Copy each line with the word "color" in it.

* start RECORDS FOR THE TASK *

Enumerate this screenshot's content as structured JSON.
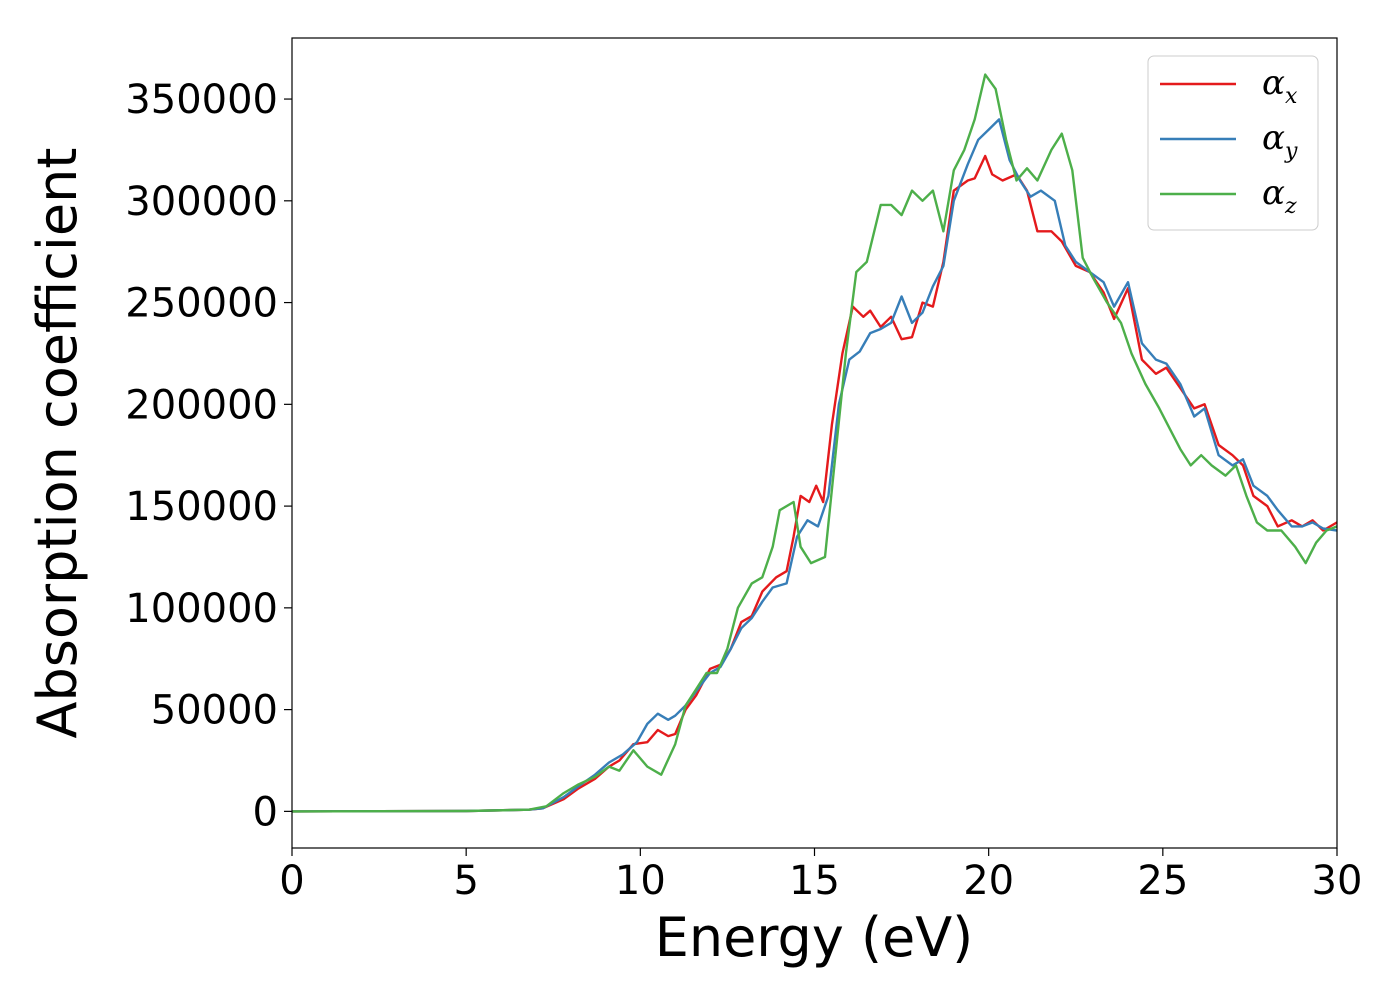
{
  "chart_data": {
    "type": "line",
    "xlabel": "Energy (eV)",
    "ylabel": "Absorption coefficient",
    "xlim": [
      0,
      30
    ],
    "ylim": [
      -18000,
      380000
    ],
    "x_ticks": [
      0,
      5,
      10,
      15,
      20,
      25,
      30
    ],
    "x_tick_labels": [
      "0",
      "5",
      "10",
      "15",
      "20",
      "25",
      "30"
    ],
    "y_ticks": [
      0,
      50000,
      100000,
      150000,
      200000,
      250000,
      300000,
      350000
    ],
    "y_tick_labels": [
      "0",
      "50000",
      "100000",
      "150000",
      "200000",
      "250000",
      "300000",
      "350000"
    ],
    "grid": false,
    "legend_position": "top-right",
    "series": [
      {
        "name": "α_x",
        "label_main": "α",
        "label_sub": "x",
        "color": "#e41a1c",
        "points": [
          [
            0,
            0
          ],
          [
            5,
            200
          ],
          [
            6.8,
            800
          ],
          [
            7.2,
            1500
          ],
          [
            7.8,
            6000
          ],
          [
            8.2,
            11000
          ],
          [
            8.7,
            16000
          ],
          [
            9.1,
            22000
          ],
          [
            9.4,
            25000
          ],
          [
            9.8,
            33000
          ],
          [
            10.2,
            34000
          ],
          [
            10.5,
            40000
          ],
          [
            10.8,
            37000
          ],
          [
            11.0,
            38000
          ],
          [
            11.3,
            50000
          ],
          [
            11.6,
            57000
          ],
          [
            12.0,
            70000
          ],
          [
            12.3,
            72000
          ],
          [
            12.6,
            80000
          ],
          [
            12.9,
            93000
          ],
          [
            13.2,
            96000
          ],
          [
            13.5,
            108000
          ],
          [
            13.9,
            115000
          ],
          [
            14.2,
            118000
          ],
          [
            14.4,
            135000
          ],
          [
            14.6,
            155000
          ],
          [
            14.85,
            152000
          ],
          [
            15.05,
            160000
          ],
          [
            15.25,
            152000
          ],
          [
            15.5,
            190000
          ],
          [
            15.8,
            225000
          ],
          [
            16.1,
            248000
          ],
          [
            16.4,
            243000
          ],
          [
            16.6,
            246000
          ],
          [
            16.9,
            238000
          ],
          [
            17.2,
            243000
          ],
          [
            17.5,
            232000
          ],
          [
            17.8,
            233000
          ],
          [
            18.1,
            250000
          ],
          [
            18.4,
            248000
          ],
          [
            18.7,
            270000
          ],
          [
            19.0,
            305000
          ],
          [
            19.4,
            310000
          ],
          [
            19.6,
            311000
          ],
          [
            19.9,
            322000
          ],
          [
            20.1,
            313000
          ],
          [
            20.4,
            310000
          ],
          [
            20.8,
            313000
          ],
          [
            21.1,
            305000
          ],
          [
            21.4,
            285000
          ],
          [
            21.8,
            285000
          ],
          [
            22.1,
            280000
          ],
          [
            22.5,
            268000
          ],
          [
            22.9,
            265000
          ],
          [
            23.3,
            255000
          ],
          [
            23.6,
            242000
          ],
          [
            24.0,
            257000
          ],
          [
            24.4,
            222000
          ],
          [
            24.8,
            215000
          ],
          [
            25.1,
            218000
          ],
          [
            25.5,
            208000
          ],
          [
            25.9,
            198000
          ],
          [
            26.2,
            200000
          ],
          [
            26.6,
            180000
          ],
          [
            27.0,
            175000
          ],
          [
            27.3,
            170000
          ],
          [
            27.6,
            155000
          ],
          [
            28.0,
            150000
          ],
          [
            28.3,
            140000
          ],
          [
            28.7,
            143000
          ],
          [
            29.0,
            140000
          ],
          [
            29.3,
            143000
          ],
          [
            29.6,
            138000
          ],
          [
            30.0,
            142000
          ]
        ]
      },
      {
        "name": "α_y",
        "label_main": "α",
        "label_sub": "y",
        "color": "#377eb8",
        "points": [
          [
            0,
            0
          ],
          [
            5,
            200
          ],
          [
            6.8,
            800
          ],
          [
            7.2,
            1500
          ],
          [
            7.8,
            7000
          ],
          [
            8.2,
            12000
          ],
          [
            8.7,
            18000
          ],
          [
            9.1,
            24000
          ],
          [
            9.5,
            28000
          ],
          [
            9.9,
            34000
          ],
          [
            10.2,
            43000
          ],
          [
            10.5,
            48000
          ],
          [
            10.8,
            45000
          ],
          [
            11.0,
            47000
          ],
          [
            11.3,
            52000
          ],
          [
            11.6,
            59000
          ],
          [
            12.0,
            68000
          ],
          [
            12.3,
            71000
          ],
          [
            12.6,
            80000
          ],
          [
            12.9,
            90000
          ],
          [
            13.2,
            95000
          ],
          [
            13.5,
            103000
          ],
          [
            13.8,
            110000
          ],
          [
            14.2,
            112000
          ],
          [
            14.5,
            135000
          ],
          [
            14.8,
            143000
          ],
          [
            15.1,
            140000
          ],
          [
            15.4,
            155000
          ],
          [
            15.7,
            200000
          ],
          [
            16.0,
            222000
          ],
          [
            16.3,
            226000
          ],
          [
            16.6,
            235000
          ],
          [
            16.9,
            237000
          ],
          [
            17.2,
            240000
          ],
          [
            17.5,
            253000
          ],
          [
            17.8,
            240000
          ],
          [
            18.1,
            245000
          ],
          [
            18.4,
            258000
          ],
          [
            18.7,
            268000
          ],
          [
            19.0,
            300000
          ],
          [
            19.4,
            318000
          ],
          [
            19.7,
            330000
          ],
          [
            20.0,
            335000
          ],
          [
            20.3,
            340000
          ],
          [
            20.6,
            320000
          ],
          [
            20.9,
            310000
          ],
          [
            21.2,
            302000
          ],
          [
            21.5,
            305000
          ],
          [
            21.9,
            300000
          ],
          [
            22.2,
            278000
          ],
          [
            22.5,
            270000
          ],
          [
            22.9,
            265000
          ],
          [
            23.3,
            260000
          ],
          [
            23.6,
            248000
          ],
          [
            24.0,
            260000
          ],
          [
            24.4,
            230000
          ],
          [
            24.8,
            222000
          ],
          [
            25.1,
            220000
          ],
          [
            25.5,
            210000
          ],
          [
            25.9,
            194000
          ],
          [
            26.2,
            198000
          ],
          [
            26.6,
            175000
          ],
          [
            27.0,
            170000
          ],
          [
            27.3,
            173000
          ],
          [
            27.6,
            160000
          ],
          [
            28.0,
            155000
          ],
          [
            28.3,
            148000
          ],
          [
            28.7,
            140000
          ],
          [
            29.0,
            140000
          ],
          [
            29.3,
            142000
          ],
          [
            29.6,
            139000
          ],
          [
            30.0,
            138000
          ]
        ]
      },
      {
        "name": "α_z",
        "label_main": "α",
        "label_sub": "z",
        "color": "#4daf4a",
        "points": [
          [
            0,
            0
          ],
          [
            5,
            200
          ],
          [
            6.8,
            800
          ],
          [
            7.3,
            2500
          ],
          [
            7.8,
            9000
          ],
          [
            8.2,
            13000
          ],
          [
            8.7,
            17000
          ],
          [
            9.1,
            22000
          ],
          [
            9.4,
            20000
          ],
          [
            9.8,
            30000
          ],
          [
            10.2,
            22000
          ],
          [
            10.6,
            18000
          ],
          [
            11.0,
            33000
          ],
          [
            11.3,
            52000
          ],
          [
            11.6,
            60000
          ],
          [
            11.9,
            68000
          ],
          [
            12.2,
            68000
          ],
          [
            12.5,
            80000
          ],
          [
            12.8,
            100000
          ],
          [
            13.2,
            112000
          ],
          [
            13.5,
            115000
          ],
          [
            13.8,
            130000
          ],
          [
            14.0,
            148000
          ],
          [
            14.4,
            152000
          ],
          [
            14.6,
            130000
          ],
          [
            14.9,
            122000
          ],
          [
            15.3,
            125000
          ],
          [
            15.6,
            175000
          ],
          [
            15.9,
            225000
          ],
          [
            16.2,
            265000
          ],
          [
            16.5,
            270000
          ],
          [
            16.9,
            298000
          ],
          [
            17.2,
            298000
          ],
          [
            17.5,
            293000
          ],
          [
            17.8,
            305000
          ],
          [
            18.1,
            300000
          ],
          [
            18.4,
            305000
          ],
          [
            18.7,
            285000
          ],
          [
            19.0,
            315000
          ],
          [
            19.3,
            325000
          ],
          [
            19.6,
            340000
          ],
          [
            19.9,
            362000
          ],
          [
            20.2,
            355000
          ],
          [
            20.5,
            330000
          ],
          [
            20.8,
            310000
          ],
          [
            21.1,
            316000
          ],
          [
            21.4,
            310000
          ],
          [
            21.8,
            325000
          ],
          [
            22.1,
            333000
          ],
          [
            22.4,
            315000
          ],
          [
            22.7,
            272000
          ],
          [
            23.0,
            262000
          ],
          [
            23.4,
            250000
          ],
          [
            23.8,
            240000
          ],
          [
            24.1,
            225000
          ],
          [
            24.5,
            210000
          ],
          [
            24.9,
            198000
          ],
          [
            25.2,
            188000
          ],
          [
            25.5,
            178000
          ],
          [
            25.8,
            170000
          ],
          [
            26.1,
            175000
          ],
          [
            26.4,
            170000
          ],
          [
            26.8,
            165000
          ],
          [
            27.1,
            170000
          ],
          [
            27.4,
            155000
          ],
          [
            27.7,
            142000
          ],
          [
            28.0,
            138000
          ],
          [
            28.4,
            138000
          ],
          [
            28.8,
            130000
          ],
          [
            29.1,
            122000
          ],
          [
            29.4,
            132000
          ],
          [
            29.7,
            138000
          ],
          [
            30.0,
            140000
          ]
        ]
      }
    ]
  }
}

* end RECORDS FOR THE TASK *

__RESULT FOR THIS EXERCISE__
        "color": "#e41a1c",
        "color": "#377eb8",
        "color": "#4daf4a",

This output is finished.